Selected passage -
----------
Re: [External] Re: [PATCH] mm: zswap: fix the lack of page lru flag in zswap_writeback_entry

From: Zhongkun He
Date: Tue Jan 16 2024 - 08:40:25 EST


> > > >
> > > > Unless some page flag/readahead expert can confirm that the first
> > > > option is safe, my vote is on this option. I mean, it's fairly minimal
> > > > codewise, no? Just a bunch of plumbing. We can also keep the other
> > > > call sites intact if we just rename the old versions - something along
> > > > the line of:
> > > >
> > > > __read_swap_cache_async_head(..., bool add_to_lru_head)
> > > > {
> > > > ...
> > > > if (add_to_lru_head)
> > > > folio_add_lru(folio)
> > > > else
> > > > folio_add_lru_tail(folio);
> > > > }
> > > >
> > > > __read_swap_cache_async(...)
> > > > {
> > > > return __read_swap_cache_async_tail(..., true);
> > > > }
> > > >
> > > > A bit boilerplate? Sure. But this seems safer, and I doubt it's *that*
> > > > much more work.
> > > >
> > >
> > > Yes, agree. I will try it again.
> >
> > Look forward to seeing it! Thanks for your patience and for working on this.

Please forgive me for adding additional information about this patch.

I have finished the opt for introducing a folio_add_lru_tail(), but
there are many
questions:
1) A new page can be move to LRU only by lru_add_fn, so
folio_add_lru_tail could not add pages to LRU for the following code
in folio_batch_move_lru(),which is added by Alex Shi for
serializing memcg changes in pagevec_lru_move_fn[1].
----------
Extracted records -
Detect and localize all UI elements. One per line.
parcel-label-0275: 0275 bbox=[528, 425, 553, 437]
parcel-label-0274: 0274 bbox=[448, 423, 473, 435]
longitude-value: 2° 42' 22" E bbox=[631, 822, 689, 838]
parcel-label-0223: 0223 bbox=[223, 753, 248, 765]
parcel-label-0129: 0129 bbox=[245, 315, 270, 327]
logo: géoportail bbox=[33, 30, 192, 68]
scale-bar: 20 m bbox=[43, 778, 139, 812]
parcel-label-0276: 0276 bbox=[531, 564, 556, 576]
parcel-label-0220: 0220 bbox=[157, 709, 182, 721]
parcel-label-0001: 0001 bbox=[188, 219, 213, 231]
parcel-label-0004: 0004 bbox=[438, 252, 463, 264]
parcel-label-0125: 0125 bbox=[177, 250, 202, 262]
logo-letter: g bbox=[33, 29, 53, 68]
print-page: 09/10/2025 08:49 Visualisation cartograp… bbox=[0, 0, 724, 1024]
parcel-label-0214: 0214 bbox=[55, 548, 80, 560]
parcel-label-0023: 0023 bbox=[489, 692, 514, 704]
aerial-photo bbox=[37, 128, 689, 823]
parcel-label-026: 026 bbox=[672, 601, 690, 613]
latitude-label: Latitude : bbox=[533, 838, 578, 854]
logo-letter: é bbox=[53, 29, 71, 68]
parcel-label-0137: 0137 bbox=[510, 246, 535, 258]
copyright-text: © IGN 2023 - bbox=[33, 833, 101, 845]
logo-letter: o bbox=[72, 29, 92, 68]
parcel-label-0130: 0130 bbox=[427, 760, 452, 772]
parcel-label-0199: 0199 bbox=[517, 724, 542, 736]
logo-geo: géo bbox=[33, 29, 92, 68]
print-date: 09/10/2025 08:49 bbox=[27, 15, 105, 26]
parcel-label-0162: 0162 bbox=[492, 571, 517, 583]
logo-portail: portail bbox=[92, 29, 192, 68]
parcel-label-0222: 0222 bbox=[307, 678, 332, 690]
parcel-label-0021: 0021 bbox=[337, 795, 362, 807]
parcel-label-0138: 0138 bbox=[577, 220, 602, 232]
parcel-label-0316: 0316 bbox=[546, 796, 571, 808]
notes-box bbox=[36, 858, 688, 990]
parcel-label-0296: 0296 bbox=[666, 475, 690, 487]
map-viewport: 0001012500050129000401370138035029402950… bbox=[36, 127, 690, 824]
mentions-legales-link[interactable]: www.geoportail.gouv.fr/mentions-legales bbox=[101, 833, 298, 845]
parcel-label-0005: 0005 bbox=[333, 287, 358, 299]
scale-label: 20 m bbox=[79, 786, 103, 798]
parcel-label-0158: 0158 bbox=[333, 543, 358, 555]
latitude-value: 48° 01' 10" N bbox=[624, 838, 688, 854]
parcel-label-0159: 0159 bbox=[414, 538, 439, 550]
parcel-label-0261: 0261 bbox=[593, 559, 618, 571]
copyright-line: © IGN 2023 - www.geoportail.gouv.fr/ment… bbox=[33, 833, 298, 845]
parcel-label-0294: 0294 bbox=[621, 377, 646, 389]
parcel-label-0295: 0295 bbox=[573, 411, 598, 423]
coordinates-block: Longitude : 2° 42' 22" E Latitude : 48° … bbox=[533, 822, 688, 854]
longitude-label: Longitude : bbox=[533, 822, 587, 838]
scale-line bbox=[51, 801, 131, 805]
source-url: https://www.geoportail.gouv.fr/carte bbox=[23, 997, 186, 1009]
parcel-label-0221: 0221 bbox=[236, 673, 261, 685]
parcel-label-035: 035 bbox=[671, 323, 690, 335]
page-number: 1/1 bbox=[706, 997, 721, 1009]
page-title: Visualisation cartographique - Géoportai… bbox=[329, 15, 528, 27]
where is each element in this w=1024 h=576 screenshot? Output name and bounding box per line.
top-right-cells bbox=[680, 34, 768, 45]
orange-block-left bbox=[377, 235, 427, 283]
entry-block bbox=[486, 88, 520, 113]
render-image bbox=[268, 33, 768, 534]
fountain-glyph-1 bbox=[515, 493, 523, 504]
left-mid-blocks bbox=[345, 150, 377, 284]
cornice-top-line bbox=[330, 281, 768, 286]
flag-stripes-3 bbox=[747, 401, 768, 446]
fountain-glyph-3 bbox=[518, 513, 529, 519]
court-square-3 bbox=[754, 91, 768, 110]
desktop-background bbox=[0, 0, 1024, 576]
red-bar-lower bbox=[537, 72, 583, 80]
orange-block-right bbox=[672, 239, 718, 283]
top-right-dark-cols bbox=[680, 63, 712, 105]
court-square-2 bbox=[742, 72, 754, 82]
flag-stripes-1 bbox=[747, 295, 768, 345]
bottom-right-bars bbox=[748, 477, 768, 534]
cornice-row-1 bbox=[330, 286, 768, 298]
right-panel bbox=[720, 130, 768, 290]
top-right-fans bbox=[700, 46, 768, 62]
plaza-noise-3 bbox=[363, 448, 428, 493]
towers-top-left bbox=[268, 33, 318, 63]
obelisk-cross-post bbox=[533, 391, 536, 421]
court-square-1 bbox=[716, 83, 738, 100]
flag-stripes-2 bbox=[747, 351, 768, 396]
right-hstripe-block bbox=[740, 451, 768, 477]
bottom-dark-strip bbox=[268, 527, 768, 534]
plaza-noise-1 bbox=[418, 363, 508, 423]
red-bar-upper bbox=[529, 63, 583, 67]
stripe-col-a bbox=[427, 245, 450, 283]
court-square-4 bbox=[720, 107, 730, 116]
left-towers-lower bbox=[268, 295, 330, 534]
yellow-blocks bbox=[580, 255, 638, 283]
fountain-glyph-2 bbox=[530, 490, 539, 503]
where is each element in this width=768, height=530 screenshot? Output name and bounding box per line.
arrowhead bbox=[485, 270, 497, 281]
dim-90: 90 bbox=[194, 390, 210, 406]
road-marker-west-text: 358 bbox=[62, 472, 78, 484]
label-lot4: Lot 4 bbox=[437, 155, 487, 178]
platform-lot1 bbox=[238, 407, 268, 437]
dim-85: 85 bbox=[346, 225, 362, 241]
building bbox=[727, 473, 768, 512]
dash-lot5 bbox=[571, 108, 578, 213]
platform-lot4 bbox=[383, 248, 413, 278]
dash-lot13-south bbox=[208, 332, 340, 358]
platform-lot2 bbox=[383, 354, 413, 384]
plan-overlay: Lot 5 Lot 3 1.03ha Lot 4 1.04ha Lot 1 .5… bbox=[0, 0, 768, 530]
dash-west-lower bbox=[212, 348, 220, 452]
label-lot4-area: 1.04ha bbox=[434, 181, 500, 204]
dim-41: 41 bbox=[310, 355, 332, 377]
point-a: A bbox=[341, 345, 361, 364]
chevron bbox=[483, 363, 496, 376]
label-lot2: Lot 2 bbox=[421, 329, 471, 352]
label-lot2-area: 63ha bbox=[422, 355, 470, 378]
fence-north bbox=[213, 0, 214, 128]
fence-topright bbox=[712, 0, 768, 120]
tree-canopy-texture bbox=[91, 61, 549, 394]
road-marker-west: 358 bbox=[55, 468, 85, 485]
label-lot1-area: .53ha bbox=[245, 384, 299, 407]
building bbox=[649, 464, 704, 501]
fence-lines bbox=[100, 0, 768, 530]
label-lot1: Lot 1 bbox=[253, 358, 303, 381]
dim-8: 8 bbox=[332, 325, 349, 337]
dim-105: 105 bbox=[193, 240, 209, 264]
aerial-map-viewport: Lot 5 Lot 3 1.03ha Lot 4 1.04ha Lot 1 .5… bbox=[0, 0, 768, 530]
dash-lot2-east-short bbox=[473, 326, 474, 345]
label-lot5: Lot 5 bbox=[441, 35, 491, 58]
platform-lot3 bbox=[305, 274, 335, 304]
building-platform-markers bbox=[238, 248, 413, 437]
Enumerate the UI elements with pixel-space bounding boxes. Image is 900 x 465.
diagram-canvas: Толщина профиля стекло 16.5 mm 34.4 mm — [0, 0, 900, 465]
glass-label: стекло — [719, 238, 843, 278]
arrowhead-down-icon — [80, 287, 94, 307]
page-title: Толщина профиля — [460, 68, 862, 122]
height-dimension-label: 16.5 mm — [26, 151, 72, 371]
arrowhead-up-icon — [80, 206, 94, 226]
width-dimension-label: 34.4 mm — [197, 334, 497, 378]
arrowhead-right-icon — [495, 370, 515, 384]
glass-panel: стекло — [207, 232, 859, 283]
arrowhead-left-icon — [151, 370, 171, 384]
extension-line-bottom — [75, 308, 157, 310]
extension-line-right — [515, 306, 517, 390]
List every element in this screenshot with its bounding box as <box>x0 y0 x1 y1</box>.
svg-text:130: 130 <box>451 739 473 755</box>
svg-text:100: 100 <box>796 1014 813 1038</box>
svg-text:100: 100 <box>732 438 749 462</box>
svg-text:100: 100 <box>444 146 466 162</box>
----------
What to work on -
[1] List every function name that appears in the code sketch quoted in the zswap patch reply.
[2] Answer these questions from the zswap patch reply:
(a) Who sent the message?
(b) On what date was it sent?
(c) Who added the code in folio_batch_move_lru() that the sender mentions?
[3] Carry on writing the zswap patch reply, starting after its last sentence.

Responses for each task -
[1]
__read_swap_cache_async_head
folio_add_lru
folio_add_lru_tail
__read_swap_cache_async
__read_swap_cache_async_tail

[2]
(a) Zhongkun He
(b) Tuesday, January 16, 2024
(c) Alex Shi

[3]
/* block memcg migration while the folio moves between lru */
if (move_fn != lru_add_fn && !folio_test_clear_lru(folio))
continue;
To achieve the goal, we need to add a new function like lru_add_fn
which does not have the lru flag and folio_add_lru_tail()
+ if (move_fn != lru_add_fn && move_fn != lru_move_tail_fn_new &&
+ !folio_test_clear_lru(folio))

2) __read_swap_cache_async has six parameters, so there is no space to
add a new one, add_to_lru_head.

So it seems a bit hacky just for a special case for the reasons above.

Back to the beginning, lru_add_drain() is the simplest option,which is common
below the __read_swap_cache_async(). Please see the function
swap_cluster_readahead()
and swap_vma_readahead(), of course it has been batched.

Or we should leave this problem alone,before we can write back zswap
in batches.

Thanks again.